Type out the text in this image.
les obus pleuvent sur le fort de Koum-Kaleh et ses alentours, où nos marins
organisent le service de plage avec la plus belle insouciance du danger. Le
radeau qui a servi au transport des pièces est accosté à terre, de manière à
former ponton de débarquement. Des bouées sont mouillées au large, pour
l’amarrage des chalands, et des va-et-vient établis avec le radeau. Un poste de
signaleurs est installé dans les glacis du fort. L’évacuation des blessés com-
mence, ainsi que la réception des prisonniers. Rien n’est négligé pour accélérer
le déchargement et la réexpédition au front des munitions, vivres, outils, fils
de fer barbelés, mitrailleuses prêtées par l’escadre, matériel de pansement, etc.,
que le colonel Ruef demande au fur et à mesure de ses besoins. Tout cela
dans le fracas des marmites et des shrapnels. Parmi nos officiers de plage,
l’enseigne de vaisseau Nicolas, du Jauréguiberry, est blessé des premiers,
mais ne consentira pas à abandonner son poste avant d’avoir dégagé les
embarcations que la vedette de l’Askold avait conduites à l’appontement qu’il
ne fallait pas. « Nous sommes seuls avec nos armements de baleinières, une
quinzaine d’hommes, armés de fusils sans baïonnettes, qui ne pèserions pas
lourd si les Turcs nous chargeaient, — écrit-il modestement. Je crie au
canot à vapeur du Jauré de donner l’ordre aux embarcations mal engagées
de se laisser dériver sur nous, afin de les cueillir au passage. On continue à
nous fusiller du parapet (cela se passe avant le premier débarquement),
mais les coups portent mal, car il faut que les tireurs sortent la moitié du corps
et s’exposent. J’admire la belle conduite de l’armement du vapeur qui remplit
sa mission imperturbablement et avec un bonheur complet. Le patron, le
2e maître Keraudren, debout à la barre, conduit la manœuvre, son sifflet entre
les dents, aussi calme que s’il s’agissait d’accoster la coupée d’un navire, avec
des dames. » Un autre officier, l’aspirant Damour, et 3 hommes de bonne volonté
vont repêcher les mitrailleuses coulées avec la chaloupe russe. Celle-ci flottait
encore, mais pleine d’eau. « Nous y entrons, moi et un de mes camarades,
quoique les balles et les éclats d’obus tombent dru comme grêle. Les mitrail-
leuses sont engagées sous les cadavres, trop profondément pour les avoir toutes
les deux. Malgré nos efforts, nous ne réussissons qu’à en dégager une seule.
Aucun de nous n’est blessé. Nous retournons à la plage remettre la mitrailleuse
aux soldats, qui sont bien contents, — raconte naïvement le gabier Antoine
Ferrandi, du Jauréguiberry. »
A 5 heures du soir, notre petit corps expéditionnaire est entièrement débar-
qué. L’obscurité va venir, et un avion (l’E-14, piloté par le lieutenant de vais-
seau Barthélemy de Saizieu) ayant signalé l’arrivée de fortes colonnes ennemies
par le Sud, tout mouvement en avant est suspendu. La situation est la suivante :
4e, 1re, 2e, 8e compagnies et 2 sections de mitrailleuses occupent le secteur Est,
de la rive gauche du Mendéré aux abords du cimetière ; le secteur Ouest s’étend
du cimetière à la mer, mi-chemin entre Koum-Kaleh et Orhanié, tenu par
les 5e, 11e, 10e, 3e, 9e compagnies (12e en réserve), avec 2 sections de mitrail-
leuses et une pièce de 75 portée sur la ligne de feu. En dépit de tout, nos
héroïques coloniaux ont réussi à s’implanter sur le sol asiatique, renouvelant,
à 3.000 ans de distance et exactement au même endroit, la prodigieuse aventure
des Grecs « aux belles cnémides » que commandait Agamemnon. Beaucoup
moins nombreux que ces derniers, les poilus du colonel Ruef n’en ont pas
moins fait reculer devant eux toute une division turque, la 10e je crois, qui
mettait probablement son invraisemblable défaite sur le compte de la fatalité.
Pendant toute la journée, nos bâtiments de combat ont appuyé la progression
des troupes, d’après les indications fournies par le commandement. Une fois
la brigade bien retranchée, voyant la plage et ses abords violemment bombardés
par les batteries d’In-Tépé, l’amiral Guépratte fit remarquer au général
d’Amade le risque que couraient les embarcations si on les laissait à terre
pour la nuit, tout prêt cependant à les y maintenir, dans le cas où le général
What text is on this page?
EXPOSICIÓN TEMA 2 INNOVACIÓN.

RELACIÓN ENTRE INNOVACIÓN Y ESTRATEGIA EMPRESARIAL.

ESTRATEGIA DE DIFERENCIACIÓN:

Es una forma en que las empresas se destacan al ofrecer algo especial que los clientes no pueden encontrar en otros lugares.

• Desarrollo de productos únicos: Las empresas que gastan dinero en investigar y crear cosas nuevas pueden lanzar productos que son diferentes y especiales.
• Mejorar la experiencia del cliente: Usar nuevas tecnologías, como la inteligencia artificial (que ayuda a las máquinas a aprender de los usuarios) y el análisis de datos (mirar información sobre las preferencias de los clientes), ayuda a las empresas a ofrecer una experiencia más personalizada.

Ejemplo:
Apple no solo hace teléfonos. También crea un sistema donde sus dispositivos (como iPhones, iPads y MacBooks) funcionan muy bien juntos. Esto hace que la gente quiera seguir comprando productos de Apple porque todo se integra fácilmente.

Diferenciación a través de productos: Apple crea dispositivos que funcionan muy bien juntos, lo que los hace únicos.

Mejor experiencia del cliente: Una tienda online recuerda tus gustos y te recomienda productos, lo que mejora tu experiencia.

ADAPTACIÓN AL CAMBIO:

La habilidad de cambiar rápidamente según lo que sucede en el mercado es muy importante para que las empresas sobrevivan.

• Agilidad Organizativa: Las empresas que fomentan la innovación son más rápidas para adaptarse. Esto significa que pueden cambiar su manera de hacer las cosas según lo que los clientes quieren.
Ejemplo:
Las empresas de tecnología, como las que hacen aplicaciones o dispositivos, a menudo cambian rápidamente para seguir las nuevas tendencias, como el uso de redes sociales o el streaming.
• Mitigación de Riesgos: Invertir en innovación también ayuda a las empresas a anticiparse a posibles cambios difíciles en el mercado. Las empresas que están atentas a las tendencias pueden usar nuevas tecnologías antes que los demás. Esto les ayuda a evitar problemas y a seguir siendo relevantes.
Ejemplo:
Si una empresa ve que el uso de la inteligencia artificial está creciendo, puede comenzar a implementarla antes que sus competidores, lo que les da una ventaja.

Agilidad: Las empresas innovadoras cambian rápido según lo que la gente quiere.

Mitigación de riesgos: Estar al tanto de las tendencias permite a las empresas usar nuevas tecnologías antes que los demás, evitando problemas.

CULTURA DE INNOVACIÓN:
---
Transcribe all of the material exactly. Omit nothing.

Type out the text in this image.
les obus pleuvent sur le fort de Koum-Kaleh et ses alentours, où nos marins
organisent le service de plage avec la plus belle insouciance du danger. Le
radeau qui a servi au transport des pièces est accosté à terre, de manière à
former ponton de débarquement. Des bouées sont mouillées au large, pour
l’amarrage des chalands, et des va-et-vient établis avec le radeau. Un poste de
signaleurs est installé dans les glacis du fort. L’évacuation des blessés com-
mence, ainsi que la réception des prisonniers. Rien n’est négligé pour accélérer
le déchargement et la réexpédition au front des munitions, vivres, outils, fils
de fer barbelés, mitrailleuses prêtées par l’escadre, matériel de pansement, etc.,
que le colonel Ruef demande au fur et à mesure de ses besoins. Tout cela
dans le fracas des marmites et des shrapnels. Parmi nos officiers de plage,
l’enseigne de vaisseau Nicolas, du Jauréguiberry, est blessé des premiers,
mais ne consentira pas à abandonner son poste avant d’avoir dégagé les
embarcations que la vedette de l’Askold avait conduites à l’appontement qu’il
ne fallait pas. « Nous sommes seuls avec nos armements de baleinières, une
quinzaine d’hommes, armés de fusils sans baïonnettes, qui ne pèserions pas
lourd si les Turcs nous chargeaient, — écrit-il modestement. Je crie au
canot à vapeur du Jauré de donner l’ordre aux embarcations mal engagées
de se laisser dériver sur nous, afin de les cueillir au passage. On continue à
nous fusiller du parapet (cela se passe avant le premier débarquement),
mais les coups portent mal, car il faut que les tireurs sortent la moitié du corps
et s’exposent. J’admire la belle conduite de l’armement du vapeur qui remplit
sa mission imperturbablement et avec un bonheur complet. Le patron, le
2e maître Keraudren, debout à la barre, conduit la manœuvre, son sifflet entre
les dents, aussi calme que s’il s’agissait d’accoster la coupée d’un navire, avec
des dames. » Un autre officier, l’aspirant Damour, et 3 hommes de bonne volonté
vont repêcher les mitrailleuses coulées avec la chaloupe russe. Celle-ci flottait
encore, mais pleine d’eau. « Nous y entrons, moi et un de mes camarades,
quoique les balles et les éclats d’obus tombent dru comme grêle. Les mitrail-
leuses sont engagées sous les cadavres, trop profondément pour les avoir toutes
les deux. Malgré nos efforts, nous ne réussissons qu’à en dégager une seule.
Aucun de nous n’est blessé. Nous retournons à la plage remettre la mitrailleuse
aux soldats, qui sont bien contents, — raconte naïvement le gabier Antoine
Ferrandi, du Jauréguiberry. »
A 5 heures du soir, notre petit corps expéditionnaire est entièrement débar-
qué. L’obscurité va venir, et un avion (l’E-14, piloté par le lieutenant de vais-
seau Barthélemy de Saizieu) ayant signalé l’arrivée de fortes colonnes ennemies
par le Sud, tout mouvement en avant est suspendu. La situation est la suivante :
4e, 1re, 2e, 8e compagnies et 2 sections de mitrailleuses occupent le secteur Est,
de la rive gauche du Mendéré aux abords du cimetière ; le secteur Ouest s’étend
du cimetière à la mer, mi-chemin entre Koum-Kaleh et Orhanié, tenu par
les 5e, 11e, 10e, 3e, 9e compagnies (12e en réserve), avec 2 sections de mitrail-
leuses et une pièce de 75 portée sur la ligne de feu. En dépit de tout, nos
héroïques coloniaux ont réussi à s’implanter sur le sol asiatique, renouvelant,
à 3.000 ans de distance et exactement au même endroit, la prodigieuse aventure
des Grecs « aux belles cnémides » que commandait Agamemnon. Beaucoup
moins nombreux que ces derniers, les poilus du colonel Ruef n’en ont pas
moins fait reculer devant eux toute une division turque, la 10e je crois, qui
mettait probablement son invraisemblable défaite sur le compte de la fatalité.
Pendant toute la journée, nos bâtiments de combat ont appuyé la progression
des troupes, d’après les indications fournies par le commandement. Une fois
la brigade bien retranchée, voyant la plage et ses abords violemment bombardés
par les batteries d’In-Tépé, l’amiral Guépratte fit remarquer au général
d’Amade le risque que couraient les embarcations si on les laissait à terre
pour la nuit, tout prêt cependant à les y maintenir, dans le cas où le général
What text is on this page?
EXPOSICIÓN TEMA 2 INNOVACIÓN.

RELACIÓN ENTRE INNOVACIÓN Y ESTRATEGIA EMPRESARIAL.

ESTRATEGIA DE DIFERENCIACIÓN:

Es una forma en que las empresas se destacan al ofrecer algo especial que los clientes no pueden encontrar en otros lugares.

• Desarrollo de productos únicos: Las empresas que gastan dinero en investigar y crear cosas nuevas pueden lanzar productos que son diferentes y especiales.
• Mejorar la experiencia del cliente: Usar nuevas tecnologías, como la inteligencia artificial (que ayuda a las máquinas a aprender de los usuarios) y el análisis de datos (mirar información sobre las preferencias de los clientes), ayuda a las empresas a ofrecer una experiencia más personalizada.

Ejemplo:
Apple no solo hace teléfonos. También crea un sistema donde sus dispositivos (como iPhones, iPads y MacBooks) funcionan muy bien juntos. Esto hace que la gente quiera seguir comprando productos de Apple porque todo se integra fácilmente.

Diferenciación a través de productos: Apple crea dispositivos que funcionan muy bien juntos, lo que los hace únicos.

Mejor experiencia del cliente: Una tienda online recuerda tus gustos y te recomienda productos, lo que mejora tu experiencia.

ADAPTACIÓN AL CAMBIO:

La habilidad de cambiar rápidamente según lo que sucede en el mercado es muy importante para que las empresas sobrevivan.

• Agilidad Organizativa: Las empresas que fomentan la innovación son más rápidas para adaptarse. Esto significa que pueden cambiar su manera de hacer las cosas según lo que los clientes quieren.
Ejemplo:
Las empresas de tecnología, como las que hacen aplicaciones o dispositivos, a menudo cambian rápidamente para seguir las nuevas tendencias, como el uso de redes sociales o el streaming.
• Mitigación de Riesgos: Invertir en innovación también ayuda a las empresas a anticiparse a posibles cambios difíciles en el mercado. Las empresas que están atentas a las tendencias pueden usar nuevas tecnologías antes que los demás. Esto les ayuda a evitar problemas y a seguir siendo relevantes.
Ejemplo:
Si una empresa ve que el uso de la inteligencia artificial está creciendo, puede comenzar a implementarla antes que sus competidores, lo que les da una ventaja.

Agilidad: Las empresas innovadoras cambian rápido según lo que la gente quiere.

Mitigación de riesgos: Estar al tanto de las tendencias permite a las empresas usar nuevas tecnologías antes que los demás, evitando problemas.

CULTURA DE INNOVACIÓN:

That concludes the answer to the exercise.